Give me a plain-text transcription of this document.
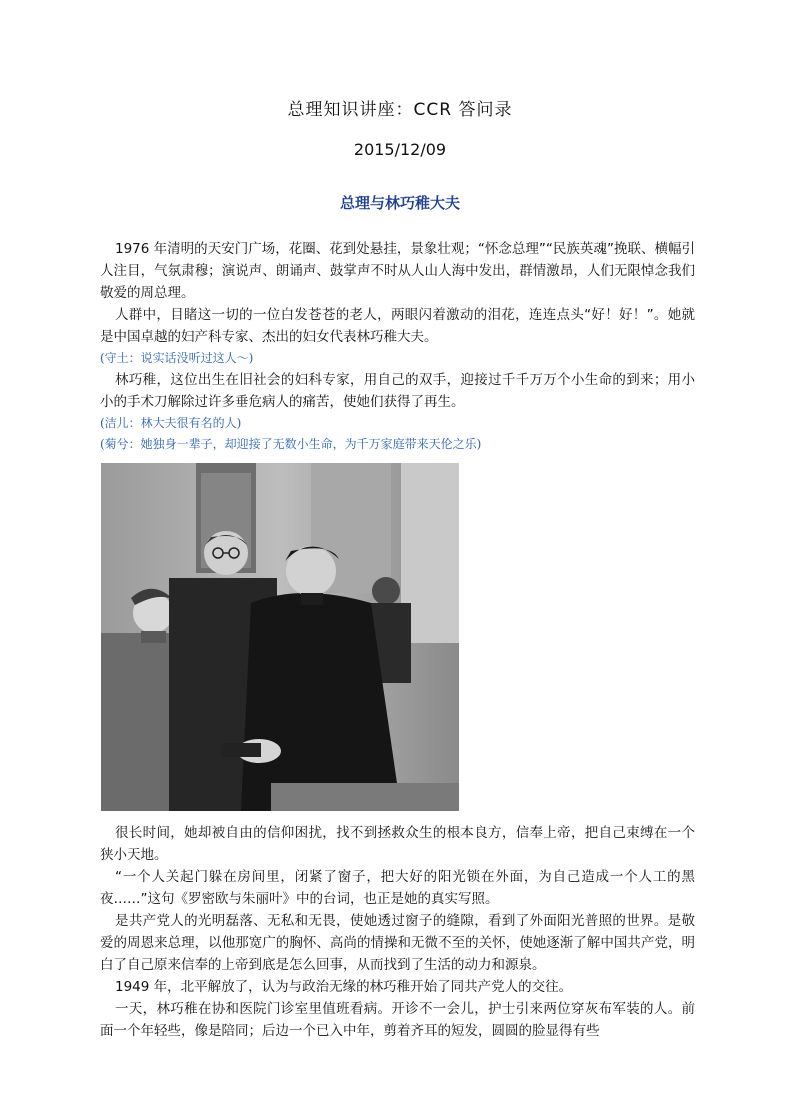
总理知识讲座：CCR 答问录
2015/12/09
总理与林巧稚大夫

1976 年清明的天安门广场，花圈、花到处悬挂，景象壮观；“怀念总理”“民族英魂”挽联、横幅引人注目，气氛肃穆；演说声、朗诵声、鼓掌声不时从人山人海中发出，群情激昂，人们无限悼念我们敬爱的周总理。

人群中，目睹这一切的一位白发苍苍的老人，两眼闪着激动的泪花，连连点头“好！好！”。她就是中国卓越的妇产科专家、杰出的妇女代表林巧稚大夫。

(守土：说实话没听过这人～)

林巧稚，这位出生在旧社会的妇科专家，用自己的双手，迎接过千千万万个小生命的到来；用小小的手术刀解除过许多垂危病人的痛苦，使她们获得了再生。

(洁儿：林大夫很有名的人)
(菊兮：她独身一辈子，却迎接了无数小生命，为千万家庭带来天伦之乐)

很长时间，她却被自由的信仰困扰，找不到拯救众生的根本良方，信奉上帝，把自己束缚在一个狭小天地。

“一个人关起门躲在房间里，闭紧了窗子，把大好的阳光锁在外面，为自己造成一个人工的黑夜……”这句《罗密欧与朱丽叶》中的台词，也正是她的真实写照。

是共产党人的光明磊落、无私和无畏，使她透过窗子的缝隙，看到了外面阳光普照的世界。是敬爱的周恩来总理，以他那宽广的胸怀、高尚的情操和无微不至的关怀，使她逐渐了解中国共产党，明白了自己原来信奉的上帝到底是怎么回事，从而找到了生活的动力和源泉。

1949 年，北平解放了，认为与政治无缘的林巧稚开始了同共产党人的交往。

一天，林巧稚在协和医院门诊室里值班看病。开诊不一会儿，护士引来两位穿灰布军装的人。前面一个年轻些，像是陪同；后边一个已入中年，剪着齐耳的短发，圆圆的脸显得有些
══════════════════════════════
* What the task requires *
Without including the pictures, return each record above exactly as it stands.

* Task answer *
Give me a plain-text transcription of this document.
总理知识讲座：CCR 答问录
2015/12/09
总理与林巧稚大夫

1976 年清明的天安门广场，花圈、花到处悬挂，景象壮观；“怀念总理”“民族英魂”挽联、横幅引人注目，气氛肃穆；演说声、朗诵声、鼓掌声不时从人山人海中发出，群情激昂，人们无限悼念我们敬爱的周总理。

人群中，目睹这一切的一位白发苍苍的老人，两眼闪着激动的泪花，连连点头“好！好！”。她就是中国卓越的妇产科专家、杰出的妇女代表林巧稚大夫。

(守土：说实话没听过这人～)

林巧稚，这位出生在旧社会的妇科专家，用自己的双手，迎接过千千万万个小生命的到来；用小小的手术刀解除过许多垂危病人的痛苦，使她们获得了再生。

(洁儿：林大夫很有名的人)
(菊兮：她独身一辈子，却迎接了无数小生命，为千万家庭带来天伦之乐)

很长时间，她却被自由的信仰困扰，找不到拯救众生的根本良方，信奉上帝，把自己束缚在一个狭小天地。

“一个人关起门躲在房间里，闭紧了窗子，把大好的阳光锁在外面，为自己造成一个人工的黑夜……”这句《罗密欧与朱丽叶》中的台词，也正是她的真实写照。

是共产党人的光明磊落、无私和无畏，使她透过窗子的缝隙，看到了外面阳光普照的世界。是敬爱的周恩来总理，以他那宽广的胸怀、高尚的情操和无微不至的关怀，使她逐渐了解中国共产党，明白了自己原来信奉的上帝到底是怎么回事，从而找到了生活的动力和源泉。

1949 年，北平解放了，认为与政治无缘的林巧稚开始了同共产党人的交往。

一天，林巧稚在协和医院门诊室里值班看病。开诊不一会儿，护士引来两位穿灰布军装的人。前面一个年轻些，像是陪同；后边一个已入中年，剪着齐耳的短发，圆圆的脸显得有些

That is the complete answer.